■ WHAT THE TASK ASKS ■
Transcribe the full listing below exactly.

..............................

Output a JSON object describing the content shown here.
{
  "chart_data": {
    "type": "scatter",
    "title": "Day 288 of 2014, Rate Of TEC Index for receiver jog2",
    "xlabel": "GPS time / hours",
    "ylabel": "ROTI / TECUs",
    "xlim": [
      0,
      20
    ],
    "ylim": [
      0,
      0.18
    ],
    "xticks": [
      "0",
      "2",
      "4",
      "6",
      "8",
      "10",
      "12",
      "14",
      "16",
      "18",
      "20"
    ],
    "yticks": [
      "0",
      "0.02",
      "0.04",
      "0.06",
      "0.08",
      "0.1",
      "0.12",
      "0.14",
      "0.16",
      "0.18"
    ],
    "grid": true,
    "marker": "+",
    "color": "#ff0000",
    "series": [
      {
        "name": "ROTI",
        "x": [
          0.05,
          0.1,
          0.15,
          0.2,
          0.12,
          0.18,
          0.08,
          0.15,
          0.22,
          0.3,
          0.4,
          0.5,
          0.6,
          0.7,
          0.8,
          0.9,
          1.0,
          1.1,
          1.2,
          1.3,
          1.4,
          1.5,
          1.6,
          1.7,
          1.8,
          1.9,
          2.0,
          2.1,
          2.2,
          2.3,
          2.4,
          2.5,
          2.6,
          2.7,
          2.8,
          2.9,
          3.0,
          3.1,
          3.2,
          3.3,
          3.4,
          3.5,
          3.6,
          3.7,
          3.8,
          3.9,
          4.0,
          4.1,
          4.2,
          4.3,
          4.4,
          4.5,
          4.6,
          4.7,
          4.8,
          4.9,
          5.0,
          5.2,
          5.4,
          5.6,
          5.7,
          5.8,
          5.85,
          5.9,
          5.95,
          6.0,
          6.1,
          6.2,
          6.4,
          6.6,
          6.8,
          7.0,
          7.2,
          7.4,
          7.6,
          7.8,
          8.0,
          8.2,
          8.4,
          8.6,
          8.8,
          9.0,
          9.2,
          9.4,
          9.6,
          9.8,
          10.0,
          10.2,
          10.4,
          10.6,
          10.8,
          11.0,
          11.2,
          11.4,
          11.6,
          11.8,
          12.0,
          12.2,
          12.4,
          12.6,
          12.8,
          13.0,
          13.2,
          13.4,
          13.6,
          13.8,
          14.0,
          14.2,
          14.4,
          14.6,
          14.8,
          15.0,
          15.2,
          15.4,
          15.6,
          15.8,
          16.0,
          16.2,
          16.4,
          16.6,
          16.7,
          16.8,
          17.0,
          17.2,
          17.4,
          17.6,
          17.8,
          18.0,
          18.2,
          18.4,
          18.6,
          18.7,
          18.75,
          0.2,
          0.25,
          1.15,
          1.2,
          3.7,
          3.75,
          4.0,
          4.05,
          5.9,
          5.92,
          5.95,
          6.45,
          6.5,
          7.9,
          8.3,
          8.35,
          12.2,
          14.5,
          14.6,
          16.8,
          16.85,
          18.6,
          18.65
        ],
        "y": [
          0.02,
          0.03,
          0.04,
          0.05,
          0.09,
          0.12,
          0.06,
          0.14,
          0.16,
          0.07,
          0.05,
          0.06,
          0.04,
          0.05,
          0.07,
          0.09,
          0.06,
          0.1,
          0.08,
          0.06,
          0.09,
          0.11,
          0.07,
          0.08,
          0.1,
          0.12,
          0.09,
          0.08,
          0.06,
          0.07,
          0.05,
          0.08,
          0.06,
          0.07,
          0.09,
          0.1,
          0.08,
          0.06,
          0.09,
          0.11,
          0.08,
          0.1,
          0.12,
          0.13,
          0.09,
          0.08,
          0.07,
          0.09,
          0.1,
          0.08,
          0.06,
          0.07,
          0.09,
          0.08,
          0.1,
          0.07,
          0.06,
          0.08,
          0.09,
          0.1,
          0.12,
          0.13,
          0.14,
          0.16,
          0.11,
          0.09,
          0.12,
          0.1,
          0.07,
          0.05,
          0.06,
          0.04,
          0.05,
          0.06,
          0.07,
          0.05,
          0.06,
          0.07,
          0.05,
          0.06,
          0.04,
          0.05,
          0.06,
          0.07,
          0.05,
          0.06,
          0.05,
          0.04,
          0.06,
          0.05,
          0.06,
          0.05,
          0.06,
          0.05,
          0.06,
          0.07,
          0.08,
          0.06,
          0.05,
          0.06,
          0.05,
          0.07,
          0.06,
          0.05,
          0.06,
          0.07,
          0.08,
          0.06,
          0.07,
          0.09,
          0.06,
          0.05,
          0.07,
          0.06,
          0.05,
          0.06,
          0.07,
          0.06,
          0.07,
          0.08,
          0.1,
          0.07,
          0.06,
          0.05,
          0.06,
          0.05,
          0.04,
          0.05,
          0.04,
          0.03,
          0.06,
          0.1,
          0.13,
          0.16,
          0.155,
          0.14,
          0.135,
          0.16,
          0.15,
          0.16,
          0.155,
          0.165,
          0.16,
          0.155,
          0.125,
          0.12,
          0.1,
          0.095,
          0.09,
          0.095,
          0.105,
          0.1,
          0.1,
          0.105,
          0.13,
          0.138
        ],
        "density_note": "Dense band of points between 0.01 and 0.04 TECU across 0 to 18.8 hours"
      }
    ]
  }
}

..............................

■ WRITTEN SOLUTION ■
Output a JSON object describing the content shown here.
{
  "chart_data": {
    "type": "scatter",
    "title": "Day 288 of 2014, Rate Of TEC Index for receiver jog2",
    "xlabel": "GPS time / hours",
    "ylabel": "ROTI / TECUs",
    "xlim": [
      0,
      20
    ],
    "ylim": [
      0,
      0.18
    ],
    "xticks": [
      "0",
      "2",
      "4",
      "6",
      "8",
      "10",
      "12",
      "14",
      "16",
      "18",
      "20"
    ],
    "yticks": [
      "0",
      "0.02",
      "0.04",
      "0.06",
      "0.08",
      "0.1",
      "0.12",
      "0.14",
      "0.16",
      "0.18"
    ],
    "grid": true,
    "marker": "+",
    "color": "#ff0000",
    "series": [
      {
        "name": "ROTI",
        "x": [
          0.05,
          0.1,
          0.15,
          0.2,
          0.12,
          0.18,
          0.08,
          0.15,
          0.22,
          0.3,
          0.4,
          0.5,
          0.6,
          0.7,
          0.8,
          0.9,
          1.0,
          1.1,
          1.2,
          1.3,
          1.4,
          1.5,
          1.6,
          1.7,
          1.8,
          1.9,
          2.0,
          2.1,
          2.2,
          2.3,
          2.4,
          2.5,
          2.6,
          2.7,
          2.8,
          2.9,
          3.0,
          3.1,
          3.2,
          3.3,
          3.4,
          3.5,
          3.6,
          3.7,
          3.8,
          3.9,
          4.0,
          4.1,
          4.2,
          4.3,
          4.4,
          4.5,
          4.6,
          4.7,
          4.8,
          4.9,
          5.0,
          5.2,
          5.4,
          5.6,
          5.7,
          5.8,
          5.85,
          5.9,
          5.95,
          6.0,
          6.1,
          6.2,
          6.4,
          6.6,
          6.8,
          7.0,
          7.2,
          7.4,
          7.6,
          7.8,
          8.0,
          8.2,
          8.4,
          8.6,
          8.8,
          9.0,
          9.2,
          9.4,
          9.6,
          9.8,
          10.0,
          10.2,
          10.4,
          10.6,
          10.8,
          11.0,
          11.2,
          11.4,
          11.6,
          11.8,
          12.0,
          12.2,
          12.4,
          12.6,
          12.8,
          13.0,
          13.2,
          13.4,
          13.6,
          13.8,
          14.0,
          14.2,
          14.4,
          14.6,
          14.8,
          15.0,
          15.2,
          15.4,
          15.6,
          15.8,
          16.0,
          16.2,
          16.4,
          16.6,
          16.7,
          16.8,
          17.0,
          17.2,
          17.4,
          17.6,
          17.8,
          18.0,
          18.2,
          18.4,
          18.6,
          18.7,
          18.75,
          0.2,
          0.25,
          1.15,
          1.2,
          3.7,
          3.75,
          4.0,
          4.05,
          5.9,
          5.92,
          5.95,
          6.45,
          6.5,
          7.9,
          8.3,
          8.35,
          12.2,
          14.5,
          14.6,
          16.8,
          16.85,
          18.6,
          18.65
        ],
        "y": [
          0.02,
          0.03,
          0.04,
          0.05,
          0.09,
          0.12,
          0.06,
          0.14,
          0.16,
          0.07,
          0.05,
          0.06,
          0.04,
          0.05,
          0.07,
          0.09,
          0.06,
          0.1,
          0.08,
          0.06,
          0.09,
          0.11,
          0.07,
          0.08,
          0.1,
          0.12,
          0.09,
          0.08,
          0.06,
          0.07,
          0.05,
          0.08,
          0.06,
          0.07,
          0.09,
          0.1,
          0.08,
          0.06,
          0.09,
          0.11,
          0.08,
          0.1,
          0.12,
          0.13,
          0.09,
          0.08,
          0.07,
          0.09,
          0.1,
          0.08,
          0.06,
          0.07,
          0.09,
          0.08,
          0.1,
          0.07,
          0.06,
          0.08,
          0.09,
          0.1,
          0.12,
          0.13,
          0.14,
          0.16,
          0.11,
          0.09,
          0.12,
          0.1,
          0.07,
          0.05,
          0.06,
          0.04,
          0.05,
          0.06,
          0.07,
          0.05,
          0.06,
          0.07,
          0.05,
          0.06,
          0.04,
          0.05,
          0.06,
          0.07,
          0.05,
          0.06,
          0.05,
          0.04,
          0.06,
          0.05,
          0.06,
          0.05,
          0.06,
          0.05,
          0.06,
          0.07,
          0.08,
          0.06,
          0.05,
          0.06,
          0.05,
          0.07,
          0.06,
          0.05,
          0.06,
          0.07,
          0.08,
          0.06,
          0.07,
          0.09,
          0.06,
          0.05,
          0.07,
          0.06,
          0.05,
          0.06,
          0.07,
          0.06,
          0.07,
          0.08,
          0.1,
          0.07,
          0.06,
          0.05,
          0.06,
          0.05,
          0.04,
          0.05,
          0.04,
          0.03,
          0.06,
          0.1,
          0.13,
          0.16,
          0.155,
          0.14,
          0.135,
          0.16,
          0.15,
          0.16,
          0.155,
          0.165,
          0.16,
          0.155,
          0.125,
          0.12,
          0.1,
          0.095,
          0.09,
          0.095,
          0.105,
          0.1,
          0.1,
          0.105,
          0.13,
          0.138
        ],
        "density_note": "Dense band of points between 0.01 and 0.04 TECU across 0 to 18.8 hours"
      }
    ]
  }
}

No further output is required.